— start —

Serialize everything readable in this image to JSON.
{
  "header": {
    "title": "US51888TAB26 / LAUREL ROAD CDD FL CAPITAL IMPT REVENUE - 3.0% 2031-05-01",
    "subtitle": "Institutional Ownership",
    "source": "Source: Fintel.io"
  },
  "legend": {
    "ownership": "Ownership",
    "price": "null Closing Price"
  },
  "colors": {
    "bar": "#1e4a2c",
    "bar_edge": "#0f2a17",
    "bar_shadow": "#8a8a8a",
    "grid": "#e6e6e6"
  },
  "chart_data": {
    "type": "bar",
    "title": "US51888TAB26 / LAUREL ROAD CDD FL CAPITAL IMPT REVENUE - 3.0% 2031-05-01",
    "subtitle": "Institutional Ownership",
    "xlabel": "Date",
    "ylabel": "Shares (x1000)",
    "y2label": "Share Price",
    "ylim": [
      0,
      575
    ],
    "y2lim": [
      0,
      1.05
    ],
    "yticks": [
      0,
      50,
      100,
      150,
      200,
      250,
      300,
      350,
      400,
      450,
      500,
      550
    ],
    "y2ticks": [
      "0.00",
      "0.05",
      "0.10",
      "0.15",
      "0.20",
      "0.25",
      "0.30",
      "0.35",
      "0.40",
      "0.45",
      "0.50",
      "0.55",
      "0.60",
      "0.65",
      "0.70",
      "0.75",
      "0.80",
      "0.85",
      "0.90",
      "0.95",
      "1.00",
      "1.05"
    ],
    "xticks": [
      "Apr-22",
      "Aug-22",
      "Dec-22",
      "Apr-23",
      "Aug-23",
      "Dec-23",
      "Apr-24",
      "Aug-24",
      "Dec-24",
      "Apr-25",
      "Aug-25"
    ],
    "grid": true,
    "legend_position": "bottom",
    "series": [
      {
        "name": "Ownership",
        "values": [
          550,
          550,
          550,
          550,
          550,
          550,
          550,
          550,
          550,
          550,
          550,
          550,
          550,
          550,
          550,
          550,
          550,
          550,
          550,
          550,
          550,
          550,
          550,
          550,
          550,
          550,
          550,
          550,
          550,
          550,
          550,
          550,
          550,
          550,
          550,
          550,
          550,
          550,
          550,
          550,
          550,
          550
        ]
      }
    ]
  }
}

— end —

Retype each record exactly, leaving nothing out.

Serialize everything readable in this image to JSON.
{
  "header": {
    "title": "US51888TAB26 / LAUREL ROAD CDD FL CAPITAL IMPT REVENUE - 3.0% 2031-05-01",
    "subtitle": "Institutional Ownership",
    "source": "Source: Fintel.io"
  },
  "legend": {
    "ownership": "Ownership",
    "price": "null Closing Price"
  },
  "colors": {
    "bar": "#1e4a2c",
    "bar_edge": "#0f2a17",
    "bar_shadow": "#8a8a8a",
    "grid": "#e6e6e6"
  },
  "chart_data": {
    "type": "bar",
    "title": "US51888TAB26 / LAUREL ROAD CDD FL CAPITAL IMPT REVENUE - 3.0% 2031-05-01",
    "subtitle": "Institutional Ownership",
    "xlabel": "Date",
    "ylabel": "Shares (x1000)",
    "y2label": "Share Price",
    "ylim": [
      0,
      575
    ],
    "y2lim": [
      0,
      1.05
    ],
    "yticks": [
      0,
      50,
      100,
      150,
      200,
      250,
      300,
      350,
      400,
      450,
      500,
      550
    ],
    "y2ticks": [
      "0.00",
      "0.05",
      "0.10",
      "0.15",
      "0.20",
      "0.25",
      "0.30",
      "0.35",
      "0.40",
      "0.45",
      "0.50",
      "0.55",
      "0.60",
      "0.65",
      "0.70",
      "0.75",
      "0.80",
      "0.85",
      "0.90",
      "0.95",
      "1.00",
      "1.05"
    ],
    "xticks": [
      "Apr-22",
      "Aug-22",
      "Dec-22",
      "Apr-23",
      "Aug-23",
      "Dec-23",
      "Apr-24",
      "Aug-24",
      "Dec-24",
      "Apr-25",
      "Aug-25"
    ],
    "grid": true,
    "legend_position": "bottom",
    "series": [
      {
        "name": "Ownership",
        "values": [
          550,
          550,
          550,
          550,
          550,
          550,
          550,
          550,
          550,
          550,
          550,
          550,
          550,
          550,
          550,
          550,
          550,
          550,
          550,
          550,
          550,
          550,
          550,
          550,
          550,
          550,
          550,
          550,
          550,
          550,
          550,
          550,
          550,
          550,
          550,
          550,
          550,
          550,
          550,
          550,
          550,
          550
        ]
      }
    ]
  }
}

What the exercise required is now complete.